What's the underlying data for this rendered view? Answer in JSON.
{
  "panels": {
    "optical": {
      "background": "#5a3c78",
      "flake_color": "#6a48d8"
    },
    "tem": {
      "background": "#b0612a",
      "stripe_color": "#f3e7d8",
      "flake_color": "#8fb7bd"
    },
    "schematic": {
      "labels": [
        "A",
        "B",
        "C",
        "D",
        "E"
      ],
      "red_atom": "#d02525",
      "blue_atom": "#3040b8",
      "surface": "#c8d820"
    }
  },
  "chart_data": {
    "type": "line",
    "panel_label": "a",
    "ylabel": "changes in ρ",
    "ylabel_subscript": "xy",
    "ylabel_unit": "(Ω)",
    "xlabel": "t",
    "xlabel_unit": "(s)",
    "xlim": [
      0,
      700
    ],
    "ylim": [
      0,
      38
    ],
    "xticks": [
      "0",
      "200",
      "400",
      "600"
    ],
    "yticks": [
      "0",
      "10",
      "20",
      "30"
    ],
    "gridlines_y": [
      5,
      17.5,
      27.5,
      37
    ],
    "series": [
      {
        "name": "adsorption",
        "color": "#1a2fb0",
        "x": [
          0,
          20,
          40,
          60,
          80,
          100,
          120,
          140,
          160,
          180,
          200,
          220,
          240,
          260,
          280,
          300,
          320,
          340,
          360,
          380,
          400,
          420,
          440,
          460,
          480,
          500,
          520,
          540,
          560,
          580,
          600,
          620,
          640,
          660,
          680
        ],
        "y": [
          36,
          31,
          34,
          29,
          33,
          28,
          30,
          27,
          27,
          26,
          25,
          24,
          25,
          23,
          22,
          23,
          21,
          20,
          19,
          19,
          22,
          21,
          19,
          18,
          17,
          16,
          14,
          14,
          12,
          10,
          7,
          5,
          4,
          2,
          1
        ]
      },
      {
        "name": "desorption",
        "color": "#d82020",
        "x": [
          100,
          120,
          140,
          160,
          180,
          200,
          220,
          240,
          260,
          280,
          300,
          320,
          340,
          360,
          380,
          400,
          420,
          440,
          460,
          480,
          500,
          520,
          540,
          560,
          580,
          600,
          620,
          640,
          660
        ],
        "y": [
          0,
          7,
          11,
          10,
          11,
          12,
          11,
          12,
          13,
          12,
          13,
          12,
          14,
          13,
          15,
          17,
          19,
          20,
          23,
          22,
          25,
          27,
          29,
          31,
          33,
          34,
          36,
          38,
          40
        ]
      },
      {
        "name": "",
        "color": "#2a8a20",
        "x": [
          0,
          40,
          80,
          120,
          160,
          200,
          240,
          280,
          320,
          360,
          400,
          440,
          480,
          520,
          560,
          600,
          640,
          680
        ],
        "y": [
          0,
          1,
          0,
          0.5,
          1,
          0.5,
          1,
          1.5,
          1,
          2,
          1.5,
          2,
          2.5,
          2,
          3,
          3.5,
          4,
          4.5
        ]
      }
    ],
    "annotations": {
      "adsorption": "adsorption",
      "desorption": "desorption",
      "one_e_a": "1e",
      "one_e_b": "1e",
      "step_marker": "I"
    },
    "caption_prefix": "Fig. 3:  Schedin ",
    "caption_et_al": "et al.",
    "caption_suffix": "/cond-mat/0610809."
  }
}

...

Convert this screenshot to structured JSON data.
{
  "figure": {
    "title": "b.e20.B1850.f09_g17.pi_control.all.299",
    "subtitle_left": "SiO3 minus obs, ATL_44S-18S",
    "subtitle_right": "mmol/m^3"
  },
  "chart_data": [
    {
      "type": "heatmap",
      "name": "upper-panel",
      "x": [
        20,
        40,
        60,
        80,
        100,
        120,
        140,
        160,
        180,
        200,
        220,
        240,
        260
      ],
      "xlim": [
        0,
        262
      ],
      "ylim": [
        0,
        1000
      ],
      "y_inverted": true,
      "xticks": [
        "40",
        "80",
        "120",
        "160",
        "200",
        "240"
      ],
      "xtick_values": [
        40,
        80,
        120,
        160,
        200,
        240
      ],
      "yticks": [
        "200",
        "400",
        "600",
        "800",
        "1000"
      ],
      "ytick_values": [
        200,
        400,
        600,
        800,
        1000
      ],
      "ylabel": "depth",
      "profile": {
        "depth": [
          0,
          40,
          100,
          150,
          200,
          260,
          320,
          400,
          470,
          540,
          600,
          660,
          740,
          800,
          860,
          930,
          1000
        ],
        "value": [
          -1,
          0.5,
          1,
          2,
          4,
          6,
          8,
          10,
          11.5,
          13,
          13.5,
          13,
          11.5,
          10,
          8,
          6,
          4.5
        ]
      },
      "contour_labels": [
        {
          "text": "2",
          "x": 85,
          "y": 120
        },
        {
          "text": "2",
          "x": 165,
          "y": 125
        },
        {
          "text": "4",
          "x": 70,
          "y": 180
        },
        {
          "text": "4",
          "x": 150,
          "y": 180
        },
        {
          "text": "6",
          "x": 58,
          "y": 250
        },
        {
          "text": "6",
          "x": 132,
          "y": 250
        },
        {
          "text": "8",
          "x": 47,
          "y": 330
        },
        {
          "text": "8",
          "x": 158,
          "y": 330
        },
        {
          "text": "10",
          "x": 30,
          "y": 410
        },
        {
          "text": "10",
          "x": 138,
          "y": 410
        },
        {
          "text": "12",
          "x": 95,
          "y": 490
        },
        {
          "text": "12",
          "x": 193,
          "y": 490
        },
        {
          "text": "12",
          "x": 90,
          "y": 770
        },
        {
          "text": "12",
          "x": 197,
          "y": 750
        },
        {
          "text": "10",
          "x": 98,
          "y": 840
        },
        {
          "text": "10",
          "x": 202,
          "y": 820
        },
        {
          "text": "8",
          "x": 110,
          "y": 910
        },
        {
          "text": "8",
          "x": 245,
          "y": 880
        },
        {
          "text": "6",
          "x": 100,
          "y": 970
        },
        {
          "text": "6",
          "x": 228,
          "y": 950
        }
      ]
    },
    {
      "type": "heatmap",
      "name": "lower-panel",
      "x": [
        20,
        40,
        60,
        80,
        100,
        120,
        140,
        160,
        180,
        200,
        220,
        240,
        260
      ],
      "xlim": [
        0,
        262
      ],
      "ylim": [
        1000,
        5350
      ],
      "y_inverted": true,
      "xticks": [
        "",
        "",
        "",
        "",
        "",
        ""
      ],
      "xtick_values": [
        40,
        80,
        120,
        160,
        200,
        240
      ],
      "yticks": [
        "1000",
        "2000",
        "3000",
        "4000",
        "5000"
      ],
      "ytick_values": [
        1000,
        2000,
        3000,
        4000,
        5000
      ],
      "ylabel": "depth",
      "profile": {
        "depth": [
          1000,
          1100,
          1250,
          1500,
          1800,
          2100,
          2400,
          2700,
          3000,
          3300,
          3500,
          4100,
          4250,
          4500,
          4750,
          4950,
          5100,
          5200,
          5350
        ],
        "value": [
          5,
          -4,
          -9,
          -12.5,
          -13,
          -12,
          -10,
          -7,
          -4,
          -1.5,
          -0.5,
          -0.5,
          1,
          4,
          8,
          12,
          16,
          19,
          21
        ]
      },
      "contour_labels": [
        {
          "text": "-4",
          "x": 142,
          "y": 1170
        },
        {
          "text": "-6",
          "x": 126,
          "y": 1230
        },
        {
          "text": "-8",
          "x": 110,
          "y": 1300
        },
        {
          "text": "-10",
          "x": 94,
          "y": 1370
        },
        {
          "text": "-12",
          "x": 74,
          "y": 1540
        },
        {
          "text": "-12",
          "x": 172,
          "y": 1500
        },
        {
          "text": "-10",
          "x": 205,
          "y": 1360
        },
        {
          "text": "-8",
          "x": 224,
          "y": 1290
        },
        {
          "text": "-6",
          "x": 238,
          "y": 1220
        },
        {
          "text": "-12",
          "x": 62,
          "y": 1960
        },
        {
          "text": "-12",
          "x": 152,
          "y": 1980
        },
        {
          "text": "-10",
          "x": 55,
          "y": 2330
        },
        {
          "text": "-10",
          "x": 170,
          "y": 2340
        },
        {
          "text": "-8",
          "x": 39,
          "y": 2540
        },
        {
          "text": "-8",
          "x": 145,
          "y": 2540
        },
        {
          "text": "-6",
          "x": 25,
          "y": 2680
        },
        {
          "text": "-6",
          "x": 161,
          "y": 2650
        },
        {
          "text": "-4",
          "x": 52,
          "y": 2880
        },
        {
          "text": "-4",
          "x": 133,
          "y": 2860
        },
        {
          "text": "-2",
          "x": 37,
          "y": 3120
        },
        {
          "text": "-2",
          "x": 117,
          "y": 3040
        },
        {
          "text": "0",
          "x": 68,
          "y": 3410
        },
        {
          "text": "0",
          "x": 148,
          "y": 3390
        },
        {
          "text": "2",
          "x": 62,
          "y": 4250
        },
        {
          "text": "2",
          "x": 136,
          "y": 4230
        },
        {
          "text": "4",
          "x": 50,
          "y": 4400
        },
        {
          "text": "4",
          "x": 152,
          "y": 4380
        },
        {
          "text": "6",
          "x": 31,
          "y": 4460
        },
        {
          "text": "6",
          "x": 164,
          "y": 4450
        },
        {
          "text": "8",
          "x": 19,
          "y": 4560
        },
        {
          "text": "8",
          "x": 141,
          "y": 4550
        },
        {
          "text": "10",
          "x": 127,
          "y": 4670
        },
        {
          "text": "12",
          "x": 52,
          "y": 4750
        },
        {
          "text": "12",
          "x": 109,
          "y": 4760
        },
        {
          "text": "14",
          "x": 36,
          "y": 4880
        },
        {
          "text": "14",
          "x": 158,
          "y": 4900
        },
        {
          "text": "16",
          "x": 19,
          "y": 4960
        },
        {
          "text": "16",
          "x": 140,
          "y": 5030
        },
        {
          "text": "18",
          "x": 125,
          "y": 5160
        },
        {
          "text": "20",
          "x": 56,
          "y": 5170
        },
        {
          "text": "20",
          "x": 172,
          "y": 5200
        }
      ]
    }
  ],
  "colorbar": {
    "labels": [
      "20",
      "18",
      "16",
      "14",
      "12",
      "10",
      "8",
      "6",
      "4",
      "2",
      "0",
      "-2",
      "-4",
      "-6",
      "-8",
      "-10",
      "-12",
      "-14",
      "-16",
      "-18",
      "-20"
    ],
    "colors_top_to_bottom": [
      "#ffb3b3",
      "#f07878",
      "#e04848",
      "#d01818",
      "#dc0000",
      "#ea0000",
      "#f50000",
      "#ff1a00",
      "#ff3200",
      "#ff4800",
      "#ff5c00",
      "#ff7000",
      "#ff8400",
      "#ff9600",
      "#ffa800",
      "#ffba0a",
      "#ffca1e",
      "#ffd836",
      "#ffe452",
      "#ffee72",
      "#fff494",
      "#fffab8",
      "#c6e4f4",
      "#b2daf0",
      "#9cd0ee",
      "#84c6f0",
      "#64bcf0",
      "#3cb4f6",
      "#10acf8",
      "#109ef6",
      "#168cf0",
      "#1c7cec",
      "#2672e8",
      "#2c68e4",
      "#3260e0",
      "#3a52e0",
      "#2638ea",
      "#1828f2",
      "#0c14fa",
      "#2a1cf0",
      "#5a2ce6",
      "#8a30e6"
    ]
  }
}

* * *

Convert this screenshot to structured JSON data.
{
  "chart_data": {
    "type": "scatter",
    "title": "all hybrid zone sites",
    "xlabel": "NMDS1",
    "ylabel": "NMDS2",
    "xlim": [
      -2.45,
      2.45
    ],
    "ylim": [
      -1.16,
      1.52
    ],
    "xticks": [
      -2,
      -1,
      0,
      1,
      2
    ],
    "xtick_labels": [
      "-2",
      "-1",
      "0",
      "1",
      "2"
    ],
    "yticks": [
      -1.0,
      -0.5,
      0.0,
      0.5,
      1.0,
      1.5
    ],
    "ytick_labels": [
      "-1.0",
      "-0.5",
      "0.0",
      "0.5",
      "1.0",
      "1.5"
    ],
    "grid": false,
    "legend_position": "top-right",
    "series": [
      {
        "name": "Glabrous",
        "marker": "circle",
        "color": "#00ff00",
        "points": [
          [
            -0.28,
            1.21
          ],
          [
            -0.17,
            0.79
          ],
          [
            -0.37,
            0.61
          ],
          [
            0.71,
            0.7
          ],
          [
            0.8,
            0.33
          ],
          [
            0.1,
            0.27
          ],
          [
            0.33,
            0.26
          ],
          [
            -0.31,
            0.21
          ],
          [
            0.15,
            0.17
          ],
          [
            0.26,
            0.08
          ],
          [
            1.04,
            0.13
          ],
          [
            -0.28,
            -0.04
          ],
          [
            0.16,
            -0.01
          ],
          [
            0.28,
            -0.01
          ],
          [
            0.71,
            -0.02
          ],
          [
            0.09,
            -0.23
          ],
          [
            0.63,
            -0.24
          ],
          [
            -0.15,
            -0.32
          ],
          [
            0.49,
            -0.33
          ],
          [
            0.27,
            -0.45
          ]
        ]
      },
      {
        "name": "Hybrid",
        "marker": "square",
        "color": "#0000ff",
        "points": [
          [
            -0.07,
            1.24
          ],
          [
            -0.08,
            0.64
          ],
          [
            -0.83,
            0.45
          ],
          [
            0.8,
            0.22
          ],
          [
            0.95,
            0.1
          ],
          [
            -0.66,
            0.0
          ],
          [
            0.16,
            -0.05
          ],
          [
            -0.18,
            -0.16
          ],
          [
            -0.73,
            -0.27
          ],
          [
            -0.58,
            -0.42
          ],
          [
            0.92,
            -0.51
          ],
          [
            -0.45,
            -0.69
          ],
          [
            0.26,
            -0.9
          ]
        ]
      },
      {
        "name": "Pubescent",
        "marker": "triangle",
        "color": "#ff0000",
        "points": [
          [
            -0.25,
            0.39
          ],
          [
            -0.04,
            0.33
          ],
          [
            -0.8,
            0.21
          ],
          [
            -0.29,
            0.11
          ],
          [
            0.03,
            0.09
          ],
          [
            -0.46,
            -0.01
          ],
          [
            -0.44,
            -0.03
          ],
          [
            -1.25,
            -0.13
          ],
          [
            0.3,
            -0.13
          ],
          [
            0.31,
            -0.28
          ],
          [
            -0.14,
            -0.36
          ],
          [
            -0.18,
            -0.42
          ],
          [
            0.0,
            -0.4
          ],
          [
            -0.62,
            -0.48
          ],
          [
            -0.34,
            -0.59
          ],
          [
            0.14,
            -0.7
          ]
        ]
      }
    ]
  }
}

■ WRITTEN REQUEST ■
Scan the material above. Copy each line that holds the word "background".

■ PROBLEM SOLUTION ■
      "background": "#5a3c78",
      "background": "#b0612a",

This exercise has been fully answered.